### GIVEN ENTRIES
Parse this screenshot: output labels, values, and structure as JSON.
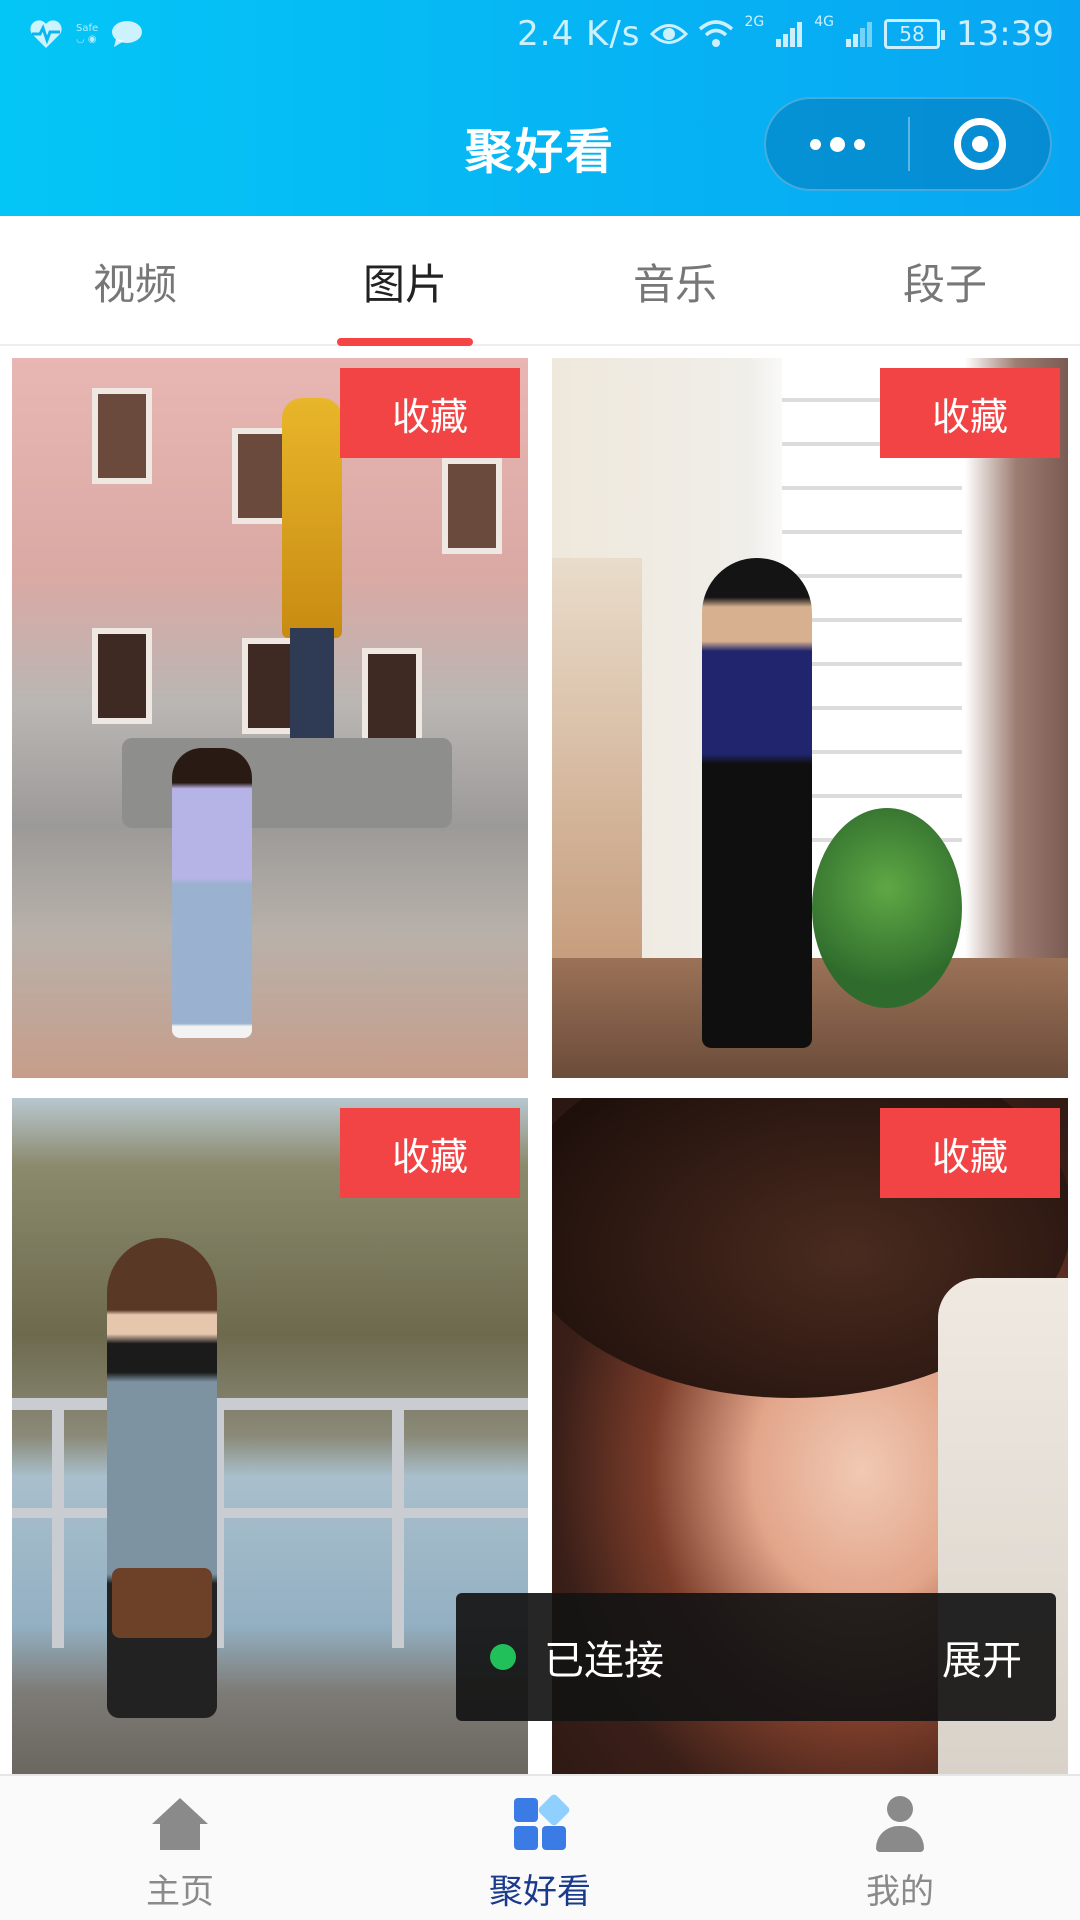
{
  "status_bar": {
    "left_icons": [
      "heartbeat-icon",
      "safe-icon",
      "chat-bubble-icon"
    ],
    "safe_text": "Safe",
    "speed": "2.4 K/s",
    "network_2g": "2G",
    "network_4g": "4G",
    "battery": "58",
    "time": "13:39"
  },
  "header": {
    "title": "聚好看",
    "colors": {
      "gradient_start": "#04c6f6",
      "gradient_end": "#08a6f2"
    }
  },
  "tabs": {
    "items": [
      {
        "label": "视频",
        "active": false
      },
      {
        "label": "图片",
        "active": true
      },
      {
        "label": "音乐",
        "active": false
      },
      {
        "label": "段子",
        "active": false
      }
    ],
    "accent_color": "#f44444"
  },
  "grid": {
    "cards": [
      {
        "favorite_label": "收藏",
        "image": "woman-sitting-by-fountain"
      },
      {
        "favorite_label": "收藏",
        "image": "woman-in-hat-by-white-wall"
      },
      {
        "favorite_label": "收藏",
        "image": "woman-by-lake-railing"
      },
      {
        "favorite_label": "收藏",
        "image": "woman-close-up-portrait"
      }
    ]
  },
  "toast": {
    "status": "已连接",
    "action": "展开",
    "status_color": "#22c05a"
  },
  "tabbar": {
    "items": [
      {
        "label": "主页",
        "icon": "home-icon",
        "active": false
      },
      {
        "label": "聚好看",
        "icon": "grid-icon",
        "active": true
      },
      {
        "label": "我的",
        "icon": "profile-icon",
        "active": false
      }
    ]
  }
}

### SHORT EXERCISE
Set the entries down again exactly. Do not include the images.

### RESPONSE TO THE EXERCISE
Parse this screenshot: output labels, values, and structure as JSON.
{
  "status_bar": {
    "left_icons": [
      "heartbeat-icon",
      "safe-icon",
      "chat-bubble-icon"
    ],
    "safe_text": "Safe",
    "speed": "2.4 K/s",
    "network_2g": "2G",
    "network_4g": "4G",
    "battery": "58",
    "time": "13:39"
  },
  "header": {
    "title": "聚好看",
    "colors": {
      "gradient_start": "#04c6f6",
      "gradient_end": "#08a6f2"
    }
  },
  "tabs": {
    "items": [
      {
        "label": "视频",
        "active": false
      },
      {
        "label": "图片",
        "active": true
      },
      {
        "label": "音乐",
        "active": false
      },
      {
        "label": "段子",
        "active": false
      }
    ],
    "accent_color": "#f44444"
  },
  "grid": {
    "cards": [
      {
        "favorite_label": "收藏",
        "image": "woman-sitting-by-fountain"
      },
      {
        "favorite_label": "收藏",
        "image": "woman-in-hat-by-white-wall"
      },
      {
        "favorite_label": "收藏",
        "image": "woman-by-lake-railing"
      },
      {
        "favorite_label": "收藏",
        "image": "woman-close-up-portrait"
      }
    ]
  },
  "toast": {
    "status": "已连接",
    "action": "展开",
    "status_color": "#22c05a"
  },
  "tabbar": {
    "items": [
      {
        "label": "主页",
        "icon": "home-icon",
        "active": false
      },
      {
        "label": "聚好看",
        "icon": "grid-icon",
        "active": true
      },
      {
        "label": "我的",
        "icon": "profile-icon",
        "active": false
      }
    ]
  }
}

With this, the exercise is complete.